■ EXERCISE TASK
Copy only the lines between the one containing "What's the underlying" and the end of the records, both included, leaving out pictures.

□ □ □ □ □

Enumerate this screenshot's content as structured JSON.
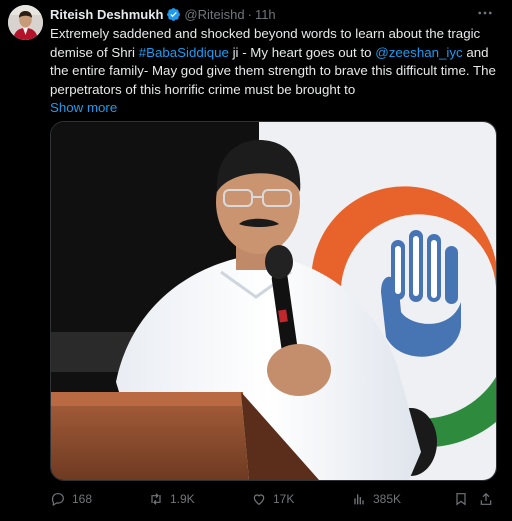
{
  "author": {
    "name": "Riteish Deshmukh",
    "handle": "@Riteishd",
    "separator": "·",
    "time": "11h"
  },
  "tweet": {
    "part1": "Extremely saddened and shocked beyond words to learn about the tragic demise of Shri ",
    "hashtag": "#BabaSiddique",
    "part2": " ji - My heart goes out to ",
    "mention": "@zeeshan_iyc",
    "part3": " and the entire family- May god give them strength to brave this difficult time. The perpetrators of this horrific crime must be brought to",
    "show_more": "Show more"
  },
  "actions": {
    "replies": "168",
    "reposts": "1.9K",
    "likes": "17K",
    "views": "385K"
  },
  "colors": {
    "background": "#000000",
    "text": "#e7e9ea",
    "muted": "#71767b",
    "accent": "#1d9bf0"
  },
  "icons": [
    "verified-badge-icon",
    "more-options-icon",
    "reply-icon",
    "repost-icon",
    "like-icon",
    "views-icon",
    "bookmark-icon",
    "share-icon"
  ]
}
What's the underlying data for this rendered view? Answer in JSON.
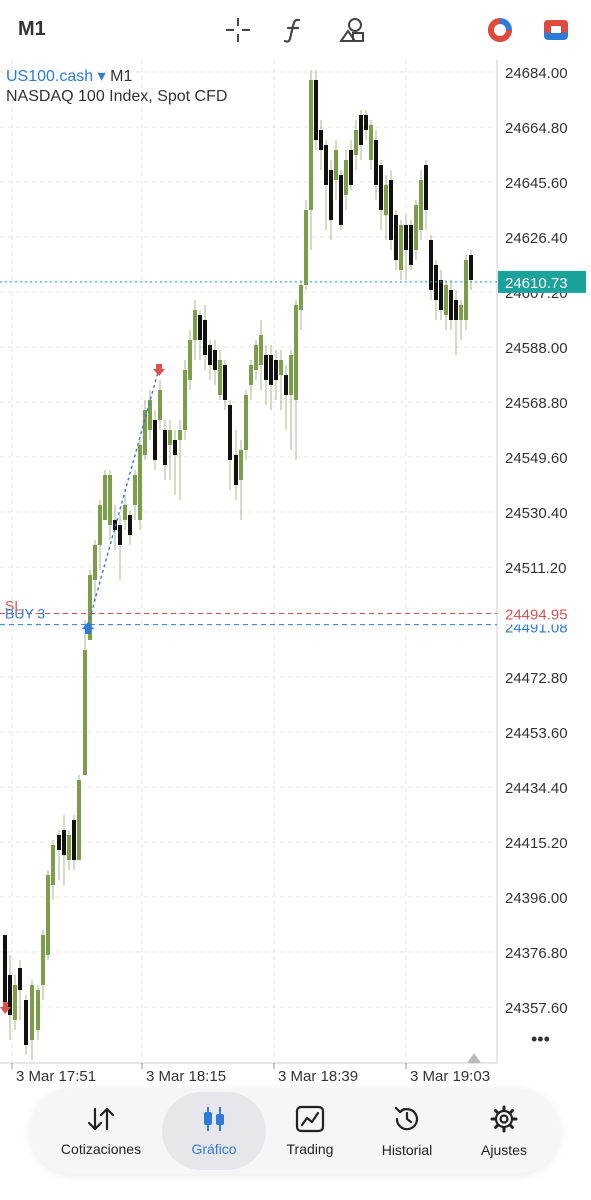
{
  "toolbar": {
    "timeframe": "M1",
    "icons": [
      "crosshair-icon",
      "function-icon",
      "objects-icon",
      "account-colors-icon",
      "trade-icon"
    ]
  },
  "symbol": {
    "name": "US100.cash",
    "dropdown_glyph": "▾",
    "timeframe": "M1",
    "description": "NASDAQ 100 Index, Spot CFD"
  },
  "price_axis": {
    "ticks": [
      "24684.00",
      "24664.80",
      "24645.60",
      "24626.40",
      "24607.20",
      "24588.00",
      "24568.80",
      "24549.60",
      "24530.40",
      "24511.20",
      "24494.95",
      "24491.08",
      "24472.80",
      "24453.60",
      "24434.40",
      "24415.20",
      "24396.00",
      "24376.80",
      "24357.60"
    ],
    "current_price": "24610.73",
    "sl_price": "24494.95",
    "buy_price": "24491.08",
    "more": "•••"
  },
  "time_axis": {
    "ticks": [
      "3 Mar 17:51",
      "3 Mar 18:15",
      "3 Mar 18:39",
      "3 Mar 19:03"
    ]
  },
  "order_lines": {
    "sl_label": "SL",
    "buy_label": "BUY 3"
  },
  "colors": {
    "bull": "#7a9e4a",
    "bear": "#111111",
    "accent": "#2f7bd8",
    "sl": "#d9534f",
    "current": "#1aa39a"
  },
  "nav": {
    "items": [
      {
        "label": "Cotizaciones",
        "icon": "quotes-icon"
      },
      {
        "label": "Gráfico",
        "icon": "chart-icon",
        "active": true
      },
      {
        "label": "Trading",
        "icon": "trading-icon"
      },
      {
        "label": "Historial",
        "icon": "history-icon"
      },
      {
        "label": "Ajustes",
        "icon": "settings-icon"
      }
    ]
  }
}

□ □ □ □ □

■ RESPONSE TO THIS EXERCISE
What's the underlying data for this rendered view? Answer in JSON.
{
  "toolbar": {
    "timeframe": "M1",
    "icons": [
      "crosshair-icon",
      "function-icon",
      "objects-icon",
      "account-colors-icon",
      "trade-icon"
    ]
  },
  "symbol": {
    "name": "US100.cash",
    "dropdown_glyph": "▾",
    "timeframe": "M1",
    "description": "NASDAQ 100 Index, Spot CFD"
  },
  "price_axis": {
    "ticks": [
      "24684.00",
      "24664.80",
      "24645.60",
      "24626.40",
      "24607.20",
      "24588.00",
      "24568.80",
      "24549.60",
      "24530.40",
      "24511.20",
      "24494.95",
      "24491.08",
      "24472.80",
      "24453.60",
      "24434.40",
      "24415.20",
      "24396.00",
      "24376.80",
      "24357.60"
    ],
    "current_price": "24610.73",
    "sl_price": "24494.95",
    "buy_price": "24491.08",
    "more": "•••"
  },
  "time_axis": {
    "ticks": [
      "3 Mar 17:51",
      "3 Mar 18:15",
      "3 Mar 18:39",
      "3 Mar 19:03"
    ]
  },
  "order_lines": {
    "sl_label": "SL",
    "buy_label": "BUY 3"
  },
  "colors": {
    "bull": "#7a9e4a",
    "bear": "#111111",
    "accent": "#2f7bd8",
    "sl": "#d9534f",
    "current": "#1aa39a"
  },
  "nav": {
    "items": [
      {
        "label": "Cotizaciones",
        "icon": "quotes-icon"
      },
      {
        "label": "Gráfico",
        "icon": "chart-icon",
        "active": true
      },
      {
        "label": "Trading",
        "icon": "trading-icon"
      },
      {
        "label": "Historial",
        "icon": "history-icon"
      },
      {
        "label": "Ajustes",
        "icon": "settings-icon"
      }
    ]
  }
}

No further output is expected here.